WRITTEN TASK — Can you quote the entries word for word, starting at the very first line and ending at the line that contains "tel-label: TEL/FAX: [422, 1975, 524, 2004]", with both of those lines included?

DATA ENTRIES —
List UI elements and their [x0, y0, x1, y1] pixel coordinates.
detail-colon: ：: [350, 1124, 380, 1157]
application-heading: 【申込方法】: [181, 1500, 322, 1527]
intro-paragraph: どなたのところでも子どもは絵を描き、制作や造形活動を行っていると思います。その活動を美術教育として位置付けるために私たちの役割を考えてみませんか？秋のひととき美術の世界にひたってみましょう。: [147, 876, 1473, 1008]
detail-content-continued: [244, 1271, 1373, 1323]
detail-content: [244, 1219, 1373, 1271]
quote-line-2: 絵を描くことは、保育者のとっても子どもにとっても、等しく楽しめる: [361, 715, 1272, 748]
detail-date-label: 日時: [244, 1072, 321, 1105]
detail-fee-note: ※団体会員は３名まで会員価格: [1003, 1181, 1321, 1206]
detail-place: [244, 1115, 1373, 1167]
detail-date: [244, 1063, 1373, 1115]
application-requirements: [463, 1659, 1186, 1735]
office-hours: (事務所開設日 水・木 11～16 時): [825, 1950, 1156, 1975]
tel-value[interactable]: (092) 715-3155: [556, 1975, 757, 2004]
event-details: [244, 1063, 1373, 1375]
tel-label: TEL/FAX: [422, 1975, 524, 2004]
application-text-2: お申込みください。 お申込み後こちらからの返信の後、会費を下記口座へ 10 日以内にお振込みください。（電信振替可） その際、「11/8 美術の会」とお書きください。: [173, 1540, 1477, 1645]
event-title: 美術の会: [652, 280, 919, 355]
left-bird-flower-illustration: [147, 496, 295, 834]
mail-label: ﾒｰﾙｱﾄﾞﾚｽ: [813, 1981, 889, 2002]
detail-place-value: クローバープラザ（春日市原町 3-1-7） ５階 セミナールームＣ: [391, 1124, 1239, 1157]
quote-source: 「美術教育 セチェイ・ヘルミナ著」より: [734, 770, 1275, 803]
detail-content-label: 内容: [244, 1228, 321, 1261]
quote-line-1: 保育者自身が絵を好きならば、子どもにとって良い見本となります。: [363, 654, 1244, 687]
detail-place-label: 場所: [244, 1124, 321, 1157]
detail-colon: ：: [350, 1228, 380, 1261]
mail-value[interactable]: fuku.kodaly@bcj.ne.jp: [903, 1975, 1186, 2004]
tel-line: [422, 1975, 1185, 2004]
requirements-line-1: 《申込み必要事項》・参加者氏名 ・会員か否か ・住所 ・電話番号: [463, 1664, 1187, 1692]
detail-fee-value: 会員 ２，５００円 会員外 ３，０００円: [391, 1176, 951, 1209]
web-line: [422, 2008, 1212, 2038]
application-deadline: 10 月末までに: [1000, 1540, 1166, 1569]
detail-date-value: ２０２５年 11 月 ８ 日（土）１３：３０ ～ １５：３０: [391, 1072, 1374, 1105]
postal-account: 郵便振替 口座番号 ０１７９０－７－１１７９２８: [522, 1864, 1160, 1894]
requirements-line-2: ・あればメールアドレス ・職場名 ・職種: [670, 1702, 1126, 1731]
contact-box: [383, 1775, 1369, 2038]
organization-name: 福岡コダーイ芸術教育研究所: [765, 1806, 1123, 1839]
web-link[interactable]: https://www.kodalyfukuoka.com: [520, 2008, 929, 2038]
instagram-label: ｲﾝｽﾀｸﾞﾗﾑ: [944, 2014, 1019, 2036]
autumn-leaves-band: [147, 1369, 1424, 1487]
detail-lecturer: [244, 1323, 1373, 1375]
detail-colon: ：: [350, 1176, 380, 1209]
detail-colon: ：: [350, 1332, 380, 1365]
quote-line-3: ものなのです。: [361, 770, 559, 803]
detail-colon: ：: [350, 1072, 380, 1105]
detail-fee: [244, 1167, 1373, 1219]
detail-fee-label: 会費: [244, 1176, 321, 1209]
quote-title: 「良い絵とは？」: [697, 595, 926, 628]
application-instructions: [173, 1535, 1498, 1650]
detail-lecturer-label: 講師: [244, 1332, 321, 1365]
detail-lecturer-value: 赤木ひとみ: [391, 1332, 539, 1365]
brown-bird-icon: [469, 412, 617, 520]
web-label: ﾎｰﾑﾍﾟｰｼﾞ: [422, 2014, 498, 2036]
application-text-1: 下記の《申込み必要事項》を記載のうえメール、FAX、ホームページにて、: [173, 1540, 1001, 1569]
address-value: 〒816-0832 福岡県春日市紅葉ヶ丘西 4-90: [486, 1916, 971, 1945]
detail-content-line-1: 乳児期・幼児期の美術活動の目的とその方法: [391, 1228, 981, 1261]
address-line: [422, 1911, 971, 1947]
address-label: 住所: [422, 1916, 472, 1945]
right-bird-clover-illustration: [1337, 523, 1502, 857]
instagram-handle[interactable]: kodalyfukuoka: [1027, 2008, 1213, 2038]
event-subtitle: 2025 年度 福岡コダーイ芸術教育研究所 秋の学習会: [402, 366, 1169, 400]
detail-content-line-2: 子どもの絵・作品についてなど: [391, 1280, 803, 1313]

TASK RESPONSE —
List UI elements and their [x0, y0, x1, y1] pixel coordinates.
detail-colon: ：: [350, 1124, 380, 1157]
application-heading: 【申込方法】: [181, 1500, 322, 1527]
intro-paragraph: どなたのところでも子どもは絵を描き、制作や造形活動を行っていると思います。その活動を美術教育として位置付けるために私たちの役割を考えてみませんか？秋のひととき美術の世界にひたってみましょう。: [147, 876, 1473, 1008]
detail-content-continued: [244, 1271, 1373, 1323]
detail-content: [244, 1219, 1373, 1271]
quote-line-2: 絵を描くことは、保育者のとっても子どもにとっても、等しく楽しめる: [361, 715, 1272, 748]
detail-date-label: 日時: [244, 1072, 321, 1105]
detail-fee-note: ※団体会員は３名まで会員価格: [1003, 1181, 1321, 1206]
detail-place: [244, 1115, 1373, 1167]
detail-date: [244, 1063, 1373, 1115]
application-requirements: [463, 1659, 1186, 1735]
office-hours: (事務所開設日 水・木 11～16 時): [825, 1950, 1156, 1975]
tel-value[interactable]: (092) 715-3155: [556, 1975, 757, 2004]
event-details: [244, 1063, 1373, 1375]
tel-label: TEL/FAX: [422, 1975, 524, 2004]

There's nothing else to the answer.